- _DIRECTIONS_:
Reproduce every record below word for word and include no pictures.

***** DATA SHOWN

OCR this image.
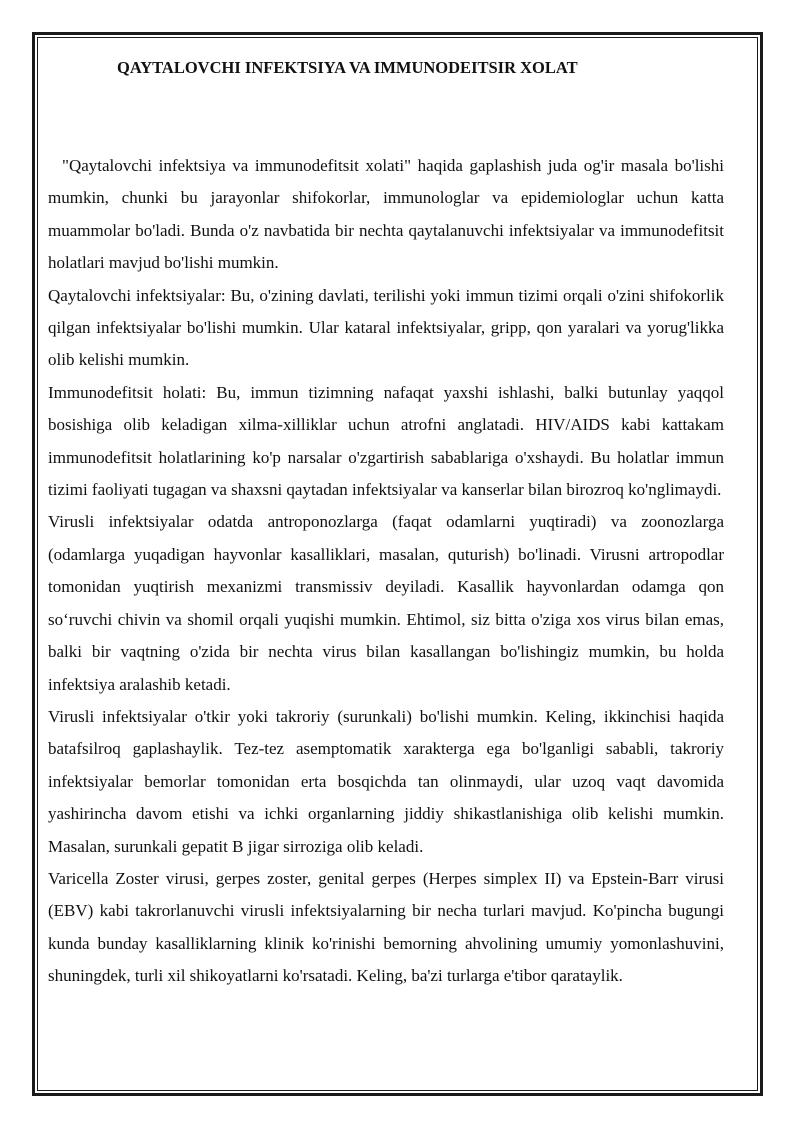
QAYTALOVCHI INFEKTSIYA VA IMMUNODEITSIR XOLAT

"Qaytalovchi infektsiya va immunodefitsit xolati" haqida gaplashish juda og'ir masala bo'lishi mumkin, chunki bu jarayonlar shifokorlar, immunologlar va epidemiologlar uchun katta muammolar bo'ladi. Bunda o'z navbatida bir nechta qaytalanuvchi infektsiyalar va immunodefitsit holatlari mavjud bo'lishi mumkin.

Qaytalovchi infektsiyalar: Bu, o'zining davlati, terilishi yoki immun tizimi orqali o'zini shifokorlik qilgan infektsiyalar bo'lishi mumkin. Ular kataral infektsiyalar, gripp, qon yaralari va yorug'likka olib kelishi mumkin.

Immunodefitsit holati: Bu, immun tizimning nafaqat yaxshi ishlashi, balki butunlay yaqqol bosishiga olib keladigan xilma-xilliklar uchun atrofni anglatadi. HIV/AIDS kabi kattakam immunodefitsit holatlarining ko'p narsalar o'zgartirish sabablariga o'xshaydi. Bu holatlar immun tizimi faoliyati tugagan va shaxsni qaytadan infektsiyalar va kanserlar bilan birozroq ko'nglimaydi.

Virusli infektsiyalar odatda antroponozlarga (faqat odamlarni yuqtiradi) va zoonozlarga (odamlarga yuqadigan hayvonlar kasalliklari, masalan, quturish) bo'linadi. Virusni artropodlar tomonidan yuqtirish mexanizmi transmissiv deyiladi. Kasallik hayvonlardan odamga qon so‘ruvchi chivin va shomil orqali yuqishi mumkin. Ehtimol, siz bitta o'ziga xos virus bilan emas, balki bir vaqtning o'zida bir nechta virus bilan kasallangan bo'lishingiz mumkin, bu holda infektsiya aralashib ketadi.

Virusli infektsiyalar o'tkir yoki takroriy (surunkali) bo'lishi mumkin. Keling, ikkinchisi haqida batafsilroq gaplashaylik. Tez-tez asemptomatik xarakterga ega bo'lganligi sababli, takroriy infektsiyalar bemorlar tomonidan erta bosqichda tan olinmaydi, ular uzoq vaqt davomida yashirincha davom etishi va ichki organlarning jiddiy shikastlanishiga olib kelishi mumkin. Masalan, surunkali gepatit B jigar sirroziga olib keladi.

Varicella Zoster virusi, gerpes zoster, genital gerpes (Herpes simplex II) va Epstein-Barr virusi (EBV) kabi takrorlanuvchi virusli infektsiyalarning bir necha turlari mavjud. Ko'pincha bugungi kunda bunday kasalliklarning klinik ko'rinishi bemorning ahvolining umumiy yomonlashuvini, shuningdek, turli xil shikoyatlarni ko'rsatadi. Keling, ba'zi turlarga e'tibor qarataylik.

**********

- _OUTPUT OF THE EXERCISE_:
OCR this image.
QAYTALOVCHI INFEKTSIYA VA IMMUNODEITSIR XOLAT

"Qaytalovchi infektsiya va immunodefitsit xolati" haqida gaplashish juda og'ir masala bo'lishi mumkin, chunki bu jarayonlar shifokorlar, immunologlar va epidemiologlar uchun katta muammolar bo'ladi. Bunda o'z navbatida bir nechta qaytalanuvchi infektsiyalar va immunodefitsit holatlari mavjud bo'lishi mumkin.

Qaytalovchi infektsiyalar: Bu, o'zining davlati, terilishi yoki immun tizimi orqali o'zini shifokorlik qilgan infektsiyalar bo'lishi mumkin. Ular kataral infektsiyalar, gripp, qon yaralari va yorug'likka olib kelishi mumkin.

Immunodefitsit holati: Bu, immun tizimning nafaqat yaxshi ishlashi, balki butunlay yaqqol bosishiga olib keladigan xilma-xilliklar uchun atrofni anglatadi. HIV/AIDS kabi kattakam immunodefitsit holatlarining ko'p narsalar o'zgartirish sabablariga o'xshaydi. Bu holatlar immun tizimi faoliyati tugagan va shaxsni qaytadan infektsiyalar va kanserlar bilan birozroq ko'nglimaydi.

Virusli infektsiyalar odatda antroponozlarga (faqat odamlarni yuqtiradi) va zoonozlarga (odamlarga yuqadigan hayvonlar kasalliklari, masalan, quturish) bo'linadi. Virusni artropodlar tomonidan yuqtirish mexanizmi transmissiv deyiladi. Kasallik hayvonlardan odamga qon so‘ruvchi chivin va shomil orqali yuqishi mumkin. Ehtimol, siz bitta o'ziga xos virus bilan emas, balki bir vaqtning o'zida bir nechta virus bilan kasallangan bo'lishingiz mumkin, bu holda infektsiya aralashib ketadi.

Virusli infektsiyalar o'tkir yoki takroriy (surunkali) bo'lishi mumkin. Keling, ikkinchisi haqida batafsilroq gaplashaylik. Tez-tez asemptomatik xarakterga ega bo'lganligi sababli, takroriy infektsiyalar bemorlar tomonidan erta bosqichda tan olinmaydi, ular uzoq vaqt davomida yashirincha davom etishi va ichki organlarning jiddiy shikastlanishiga olib kelishi mumkin. Masalan, surunkali gepatit B jigar sirroziga olib keladi.

Varicella Zoster virusi, gerpes zoster, genital gerpes (Herpes simplex II) va Epstein-Barr virusi (EBV) kabi takrorlanuvchi virusli infektsiyalarning bir necha turlari mavjud. Ko'pincha bugungi kunda bunday kasalliklarning klinik ko'rinishi bemorning ahvolining umumiy yomonlashuvini, shuningdek, turli xil shikoyatlarni ko'rsatadi. Keling, ba'zi turlarga e'tibor qarataylik.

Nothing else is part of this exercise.